╭──
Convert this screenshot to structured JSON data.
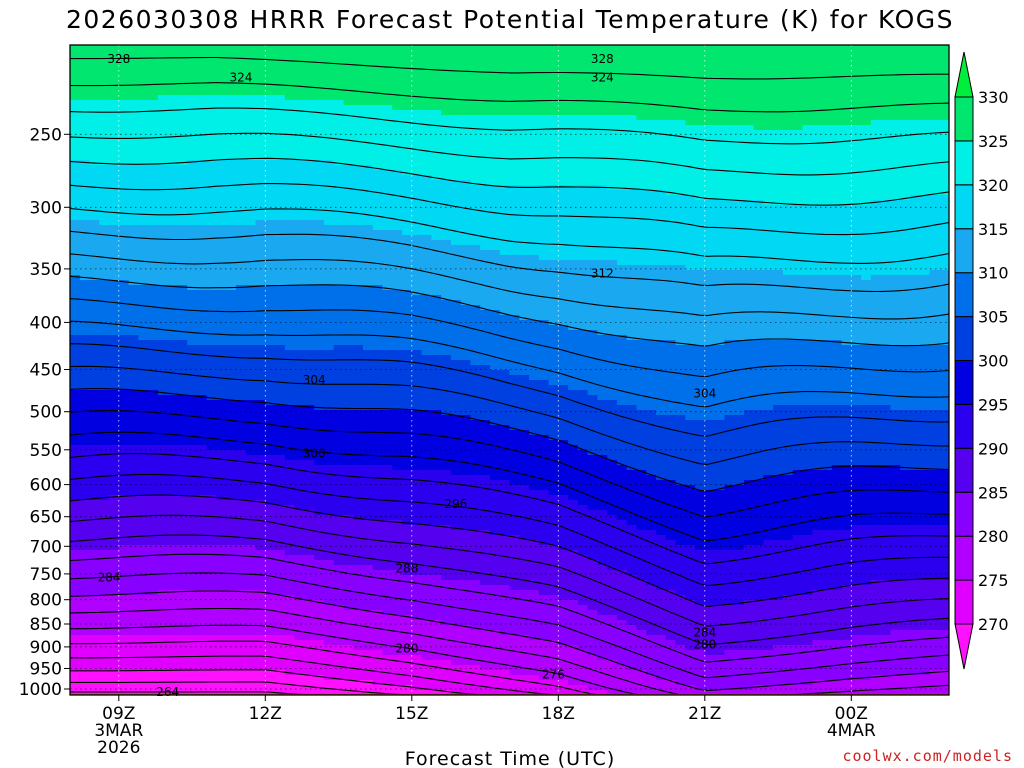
{
  "title": "2026030308 HRRR Forecast Potential Temperature (K) for KOGS",
  "x_axis_label": "Forecast Time (UTC)",
  "credit": "coolwx.com/models",
  "chart_data": {
    "type": "contour",
    "title": "2026030308 HRRR Forecast Potential Temperature (K) for KOGS",
    "xlabel": "Forecast Time (UTC)",
    "ylabel": "",
    "x_ticks": [
      {
        "h": 9,
        "lines": [
          "09Z",
          "3MAR",
          "2026"
        ]
      },
      {
        "h": 12,
        "lines": [
          "12Z"
        ]
      },
      {
        "h": 15,
        "lines": [
          "15Z"
        ]
      },
      {
        "h": 18,
        "lines": [
          "18Z"
        ]
      },
      {
        "h": 21,
        "lines": [
          "21Z"
        ]
      },
      {
        "h": 24,
        "lines": [
          "00Z",
          "4MAR"
        ]
      }
    ],
    "xlim": [
      8,
      26
    ],
    "y_scale": "log",
    "ylim": [
      1015,
      200
    ],
    "y_ticks": [
      250,
      300,
      350,
      400,
      450,
      500,
      550,
      600,
      650,
      700,
      750,
      800,
      850,
      900,
      950,
      1000
    ],
    "colorbar": {
      "levels": [
        270,
        275,
        280,
        285,
        290,
        295,
        300,
        305,
        310,
        315,
        320,
        325,
        330
      ],
      "colors": [
        "#ff10ff",
        "#e000ff",
        "#b000ff",
        "#8800ff",
        "#5500ee",
        "#2a00ee",
        "#0000e0",
        "#0040e0",
        "#0070ea",
        "#1aa8f0",
        "#00d8f4",
        "#00f0e8",
        "#00e66e",
        "#00ee3c"
      ]
    },
    "ground_color": "#a0522d",
    "contour_interval_K": 2,
    "contour_labels": [
      {
        "value": 328,
        "h": 9.0,
        "p": 207
      },
      {
        "value": 328,
        "h": 18.9,
        "p": 207
      },
      {
        "value": 324,
        "h": 11.5,
        "p": 217
      },
      {
        "value": 324,
        "h": 18.9,
        "p": 217
      },
      {
        "value": 312,
        "h": 18.9,
        "p": 354
      },
      {
        "value": 304,
        "h": 13.0,
        "p": 462
      },
      {
        "value": 304,
        "h": 21.0,
        "p": 478
      },
      {
        "value": 300,
        "h": 13.0,
        "p": 555
      },
      {
        "value": 296,
        "h": 15.9,
        "p": 630
      },
      {
        "value": 288,
        "h": 14.9,
        "p": 740
      },
      {
        "value": 284,
        "h": 8.8,
        "p": 757
      },
      {
        "value": 284,
        "h": 21.0,
        "p": 868
      },
      {
        "value": 280,
        "h": 14.9,
        "p": 904
      },
      {
        "value": 280,
        "h": 21.0,
        "p": 895
      },
      {
        "value": 276,
        "h": 17.9,
        "p": 964
      },
      {
        "value": 264,
        "h": 10.0,
        "p": 1007
      }
    ],
    "profiles": [
      {
        "h": 8,
        "theta_surface": 265,
        "p_surface": 1012
      },
      {
        "h": 12,
        "theta_surface": 265,
        "p_surface": 1012
      },
      {
        "h": 15,
        "theta_surface": 268,
        "p_surface": 1012
      },
      {
        "h": 18,
        "theta_surface": 272,
        "p_surface": 1012
      },
      {
        "h": 21,
        "theta_surface": 279,
        "p_surface": 1012
      },
      {
        "h": 24,
        "theta_surface": 277,
        "p_surface": 1012
      },
      {
        "h": 26,
        "theta_surface": 276,
        "p_surface": 1012
      }
    ]
  }
}
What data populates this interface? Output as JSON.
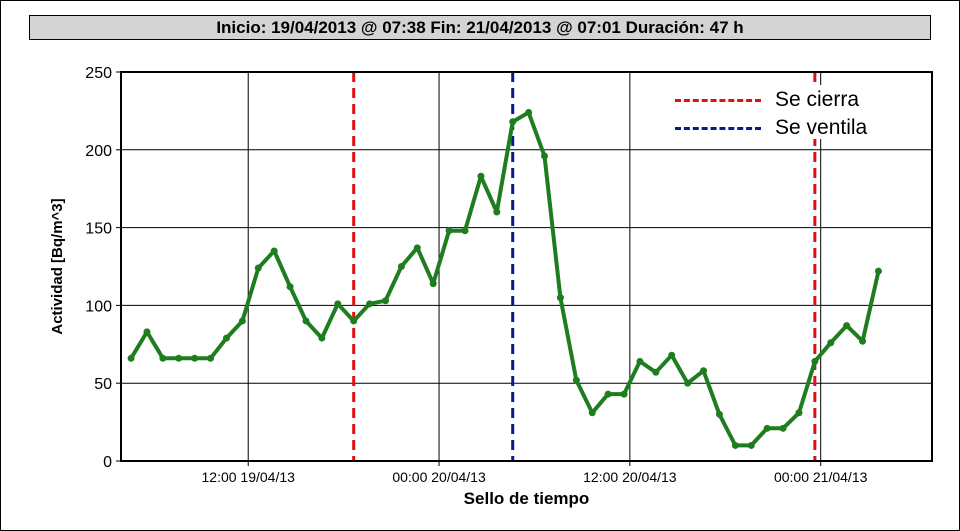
{
  "header": {
    "title": "Inicio: 19/04/2013 @ 07:38 Fin: 21/04/2013 @ 07:01 Duración: 47 h"
  },
  "chart_data": {
    "type": "line",
    "title": "Inicio: 19/04/2013 @ 07:38 Fin: 21/04/2013 @ 07:01 Duración: 47 h",
    "xlabel": "Sello de tiempo",
    "ylabel": "Actividad [Bq/m^3]",
    "xlim": [
      "2013-04-19 04:00",
      "2013-04-21 07:00"
    ],
    "ylim": [
      0,
      250
    ],
    "yticks": [
      0,
      50,
      100,
      150,
      200,
      250
    ],
    "xticks": [
      {
        "t": "2013-04-19 12:00",
        "label": "12:00 19/04/13"
      },
      {
        "t": "2013-04-20 00:00",
        "label": "00:00 20/04/13"
      },
      {
        "t": "2013-04-20 12:00",
        "label": "12:00 20/04/13"
      },
      {
        "t": "2013-04-21 00:00",
        "label": "00:00 21/04/13"
      }
    ],
    "grid": true,
    "legend_position": "top-right",
    "series": [
      {
        "color": "#1e7d1e",
        "points": [
          [
            "2013-04-19 04:38",
            66
          ],
          [
            "2013-04-19 05:38",
            83
          ],
          [
            "2013-04-19 06:38",
            66
          ],
          [
            "2013-04-19 07:38",
            66
          ],
          [
            "2013-04-19 08:38",
            66
          ],
          [
            "2013-04-19 09:38",
            66
          ],
          [
            "2013-04-19 10:38",
            79
          ],
          [
            "2013-04-19 11:38",
            90
          ],
          [
            "2013-04-19 12:38",
            124
          ],
          [
            "2013-04-19 13:38",
            135
          ],
          [
            "2013-04-19 14:38",
            112
          ],
          [
            "2013-04-19 15:38",
            90
          ],
          [
            "2013-04-19 16:38",
            79
          ],
          [
            "2013-04-19 17:38",
            101
          ],
          [
            "2013-04-19 18:38",
            90
          ],
          [
            "2013-04-19 19:38",
            101
          ],
          [
            "2013-04-19 20:38",
            103
          ],
          [
            "2013-04-19 21:38",
            125
          ],
          [
            "2013-04-19 22:38",
            137
          ],
          [
            "2013-04-19 23:38",
            114
          ],
          [
            "2013-04-20 00:38",
            148
          ],
          [
            "2013-04-20 01:38",
            148
          ],
          [
            "2013-04-20 02:38",
            183
          ],
          [
            "2013-04-20 03:38",
            160
          ],
          [
            "2013-04-20 04:38",
            218
          ],
          [
            "2013-04-20 05:38",
            224
          ],
          [
            "2013-04-20 06:38",
            196
          ],
          [
            "2013-04-20 07:38",
            105
          ],
          [
            "2013-04-20 08:38",
            52
          ],
          [
            "2013-04-20 09:38",
            31
          ],
          [
            "2013-04-20 10:38",
            43
          ],
          [
            "2013-04-20 11:38",
            43
          ],
          [
            "2013-04-20 12:38",
            64
          ],
          [
            "2013-04-20 13:38",
            57
          ],
          [
            "2013-04-20 14:38",
            68
          ],
          [
            "2013-04-20 15:38",
            50
          ],
          [
            "2013-04-20 16:38",
            58
          ],
          [
            "2013-04-20 17:38",
            30
          ],
          [
            "2013-04-20 18:38",
            10
          ],
          [
            "2013-04-20 19:38",
            10
          ],
          [
            "2013-04-20 20:38",
            21
          ],
          [
            "2013-04-20 21:38",
            21
          ],
          [
            "2013-04-20 22:38",
            31
          ],
          [
            "2013-04-20 23:38",
            64
          ],
          [
            "2013-04-21 00:38",
            76
          ],
          [
            "2013-04-21 01:38",
            87
          ],
          [
            "2013-04-21 02:38",
            77
          ],
          [
            "2013-04-21 03:38",
            122
          ]
        ]
      }
    ],
    "markers": [
      {
        "t": "2013-04-19 18:38",
        "color": "#e01010",
        "label": "Se cierra"
      },
      {
        "t": "2013-04-20 04:38",
        "color": "#0a1a8c",
        "label": "Se ventila"
      },
      {
        "t": "2013-04-20 23:38",
        "color": "#e01010",
        "label": "Se cierra"
      }
    ],
    "legend": [
      {
        "label": "Se cierra",
        "color": "#e01010"
      },
      {
        "label": "Se ventila",
        "color": "#0a1a8c"
      }
    ]
  }
}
╰──
TASK>
What is the number of lines that contain "Temperature"? Reply with that number alone.

TASK OUTPUT>
2